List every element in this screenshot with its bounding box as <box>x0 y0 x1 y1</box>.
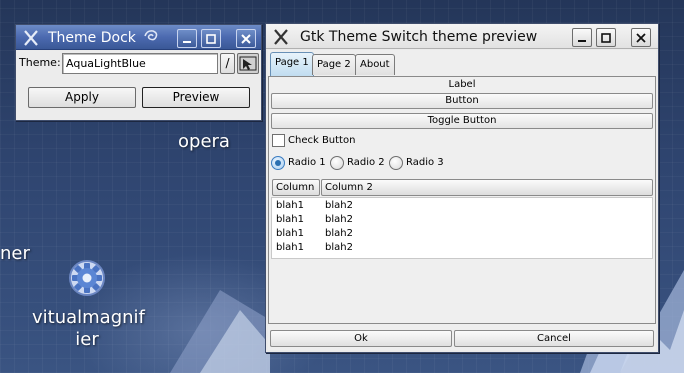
table-row[interactable]: blah1 blah2 <box>272 213 652 227</box>
column-header-2[interactable]: Column 2 <box>321 179 653 196</box>
drop-arrow-button[interactable] <box>237 53 259 74</box>
cell-col1: blah1 <box>276 214 304 225</box>
cell-col2: blah2 <box>325 228 353 239</box>
table-row[interactable]: blah1 blah2 <box>272 199 652 213</box>
desktop-label-opera[interactable]: opera <box>178 131 230 153</box>
cell-col1: blah1 <box>276 242 304 253</box>
close-icon <box>241 33 251 44</box>
ok-button[interactable]: Ok <box>270 330 452 347</box>
minimize-icon <box>578 39 586 42</box>
check-button-box[interactable] <box>272 134 285 147</box>
x-window-icon[interactable] <box>272 28 290 46</box>
cell-col2: blah2 <box>325 242 353 253</box>
close-icon <box>636 32 646 43</box>
tab-page-1[interactable]: Page 1 <box>270 52 314 77</box>
desktop-label-vitualmagnifier[interactable]: vitualmagnif ier <box>32 307 145 351</box>
minimize-button[interactable] <box>572 28 592 47</box>
preview-button[interactable]: Preview <box>142 87 250 108</box>
theme-label: Theme: <box>19 56 61 69</box>
column-header-1[interactable]: Column 1 <box>272 179 320 208</box>
desktop-label-line1: vitualmagnif <box>32 307 145 328</box>
desktop-label-line2: ier <box>75 329 99 350</box>
apply-button[interactable]: Apply <box>28 87 136 108</box>
close-button[interactable] <box>631 28 651 47</box>
cell-col2: blah2 <box>325 200 353 211</box>
table-row[interactable]: blah1 blah2 <box>272 241 652 255</box>
tab-about[interactable]: About <box>355 54 395 75</box>
theme-preview-window: Gtk Theme Switch theme preview Page 1 Pa… <box>265 23 659 353</box>
maximize-icon <box>601 32 611 43</box>
cancel-button[interactable]: Cancel <box>454 330 654 347</box>
sample-list: blah1 blah2 blah1 blah2 blah1 blah2 blah… <box>271 197 653 259</box>
maximize-icon <box>206 33 216 44</box>
theme-input[interactable]: AquaLightBlue <box>62 53 218 74</box>
radio-3[interactable] <box>389 156 403 170</box>
vitualmagnifier-gear-icon[interactable] <box>67 258 107 302</box>
radio-2[interactable] <box>330 156 344 170</box>
tab-page-2[interactable]: Page 2 <box>312 54 356 75</box>
toggle-button[interactable]: Toggle Button <box>271 113 653 129</box>
preview-titlebar[interactable]: Gtk Theme Switch theme preview <box>266 24 658 49</box>
browse-glyph: / <box>225 56 230 70</box>
window-title: Theme Dock <box>48 30 136 46</box>
x-window-icon[interactable] <box>22 29 40 47</box>
radio-3-label[interactable]: Radio 3 <box>406 157 444 168</box>
cell-col1: blah1 <box>276 228 304 239</box>
theme-dock-body: Theme: AquaLightBlue / Apply Preview <box>16 51 261 120</box>
sample-label: Label <box>448 79 476 90</box>
theme-dock-window: Theme Dock Theme: AquaLightBlue / Apply … <box>15 24 262 121</box>
wallpaper-shards-left <box>170 290 270 373</box>
cell-col2: blah2 <box>325 214 353 225</box>
theme-dock-titlebar[interactable]: Theme Dock <box>16 25 261 50</box>
tab-page-content: Label Button Toggle Button Check Button … <box>268 76 656 324</box>
maximize-button[interactable] <box>596 28 616 47</box>
radio-2-label[interactable]: Radio 2 <box>347 157 385 168</box>
desktop-label-partial[interactable]: ner <box>0 243 30 265</box>
browse-button[interactable]: / <box>220 53 235 74</box>
radio-1[interactable] <box>271 156 285 170</box>
check-button-label[interactable]: Check Button <box>288 135 355 146</box>
radio-1-label[interactable]: Radio 1 <box>288 157 326 168</box>
maximize-button[interactable] <box>201 29 221 48</box>
pointer-select-icon <box>239 56 257 71</box>
cell-col1: blah1 <box>276 200 304 211</box>
wm-swirl-icon <box>144 30 158 41</box>
window-title: Gtk Theme Switch theme preview <box>300 29 538 45</box>
sample-button[interactable]: Button <box>271 93 653 109</box>
preview-body: Page 1 Page 2 About Label Button Toggle … <box>268 50 656 350</box>
minimize-icon <box>183 40 191 43</box>
close-button[interactable] <box>236 29 256 48</box>
minimize-button[interactable] <box>177 29 197 48</box>
table-row[interactable]: blah1 blah2 <box>272 227 652 241</box>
----------
__The task__.
Extract every line of the listing above without any change, and leave the picture out of your output.

__Solution__.
List every element in this screenshot with its bounding box as <box>x0 y0 x1 y1</box>.
table-row[interactable]: blah1 blah2 <box>272 213 652 227</box>
column-header-2[interactable]: Column 2 <box>321 179 653 196</box>
drop-arrow-button[interactable] <box>237 53 259 74</box>
cell-col1: blah1 <box>276 214 304 225</box>
cell-col2: blah2 <box>325 228 353 239</box>
table-row[interactable]: blah1 blah2 <box>272 199 652 213</box>
desktop-label-opera[interactable]: opera <box>178 131 230 153</box>
cell-col1: blah1 <box>276 242 304 253</box>
close-icon <box>241 33 251 44</box>
ok-button[interactable]: Ok <box>270 330 452 347</box>
minimize-icon <box>578 39 586 42</box>
check-button-box[interactable] <box>272 134 285 147</box>
x-window-icon[interactable] <box>272 28 290 46</box>
cell-col2: blah2 <box>325 242 353 253</box>
close-icon <box>636 32 646 43</box>
tab-page-1[interactable]: Page 1 <box>270 52 314 77</box>
desktop-label-vitualmagnifier[interactable]: vitualmagnif ier <box>32 307 145 351</box>
minimize-button[interactable] <box>572 28 592 47</box>
preview-button[interactable]: Preview <box>142 87 250 108</box>
theme-label: Theme: <box>19 56 61 69</box>
column-header-1[interactable]: Column 1 <box>272 179 320 208</box>
desktop-label-line1: vitualmagnif <box>32 307 145 328</box>
desktop-label-line2: ier <box>75 329 99 350</box>
apply-button[interactable]: Apply <box>28 87 136 108</box>
close-button[interactable] <box>631 28 651 47</box>
cell-col2: blah2 <box>325 200 353 211</box>
table-row[interactable]: blah1 blah2 <box>272 241 652 255</box>
tab-about[interactable]: About <box>355 54 395 75</box>
theme-preview-window: Gtk Theme Switch theme preview Page 1 Pa… <box>265 23 659 353</box>
maximize-icon <box>601 32 611 43</box>
cancel-button[interactable]: Cancel <box>454 330 654 347</box>
sample-list: blah1 blah2 blah1 blah2 blah1 blah2 blah… <box>271 197 653 259</box>
maximize-icon <box>206 33 216 44</box>
theme-input[interactable]: AquaLightBlue <box>62 53 218 74</box>
radio-3[interactable] <box>389 156 403 170</box>
vitualmagnifier-gear-icon[interactable] <box>67 258 107 302</box>
radio-2[interactable] <box>330 156 344 170</box>
tab-page-2[interactable]: Page 2 <box>312 54 356 75</box>
toggle-button[interactable]: Toggle Button <box>271 113 653 129</box>
preview-titlebar[interactable]: Gtk Theme Switch theme preview <box>266 24 658 49</box>
browse-glyph: / <box>225 56 230 70</box>
window-title: Theme Dock <box>48 30 136 46</box>
x-window-icon[interactable] <box>22 29 40 47</box>
radio-3-label[interactable]: Radio 3 <box>406 157 444 168</box>
cell-col1: blah1 <box>276 228 304 239</box>
theme-dock-body: Theme: AquaLightBlue / Apply Preview <box>16 51 261 120</box>
sample-label: Label <box>448 79 476 90</box>
theme-dock-window: Theme Dock Theme: AquaLightBlue / Apply … <box>15 24 262 121</box>
wallpaper-shards-left <box>170 290 270 373</box>
cell-col2: blah2 <box>325 214 353 225</box>
theme-dock-titlebar[interactable]: Theme Dock <box>16 25 261 50</box>
tab-page-content: Label Button Toggle Button Check Button … <box>268 76 656 324</box>
maximize-button[interactable] <box>596 28 616 47</box>
radio-2-label[interactable]: Radio 2 <box>347 157 385 168</box>
desktop-label-partial[interactable]: ner <box>0 243 30 265</box>
browse-button[interactable]: / <box>220 53 235 74</box>
radio-1[interactable] <box>271 156 285 170</box>
check-button-label[interactable]: Check Button <box>288 135 355 146</box>
radio-1-label[interactable]: Radio 1 <box>288 157 326 168</box>
maximize-button[interactable] <box>201 29 221 48</box>
pointer-select-icon <box>239 56 257 71</box>
cell-col1: blah1 <box>276 200 304 211</box>
wm-swirl-icon <box>144 30 158 41</box>
window-title: Gtk Theme Switch theme preview <box>300 29 538 45</box>
sample-button[interactable]: Button <box>271 93 653 109</box>
preview-body: Page 1 Page 2 About Label Button Toggle … <box>268 50 656 350</box>
minimize-icon <box>183 40 191 43</box>
close-button[interactable] <box>236 29 256 48</box>
minimize-button[interactable] <box>177 29 197 48</box>
table-row[interactable]: blah1 blah2 <box>272 227 652 241</box>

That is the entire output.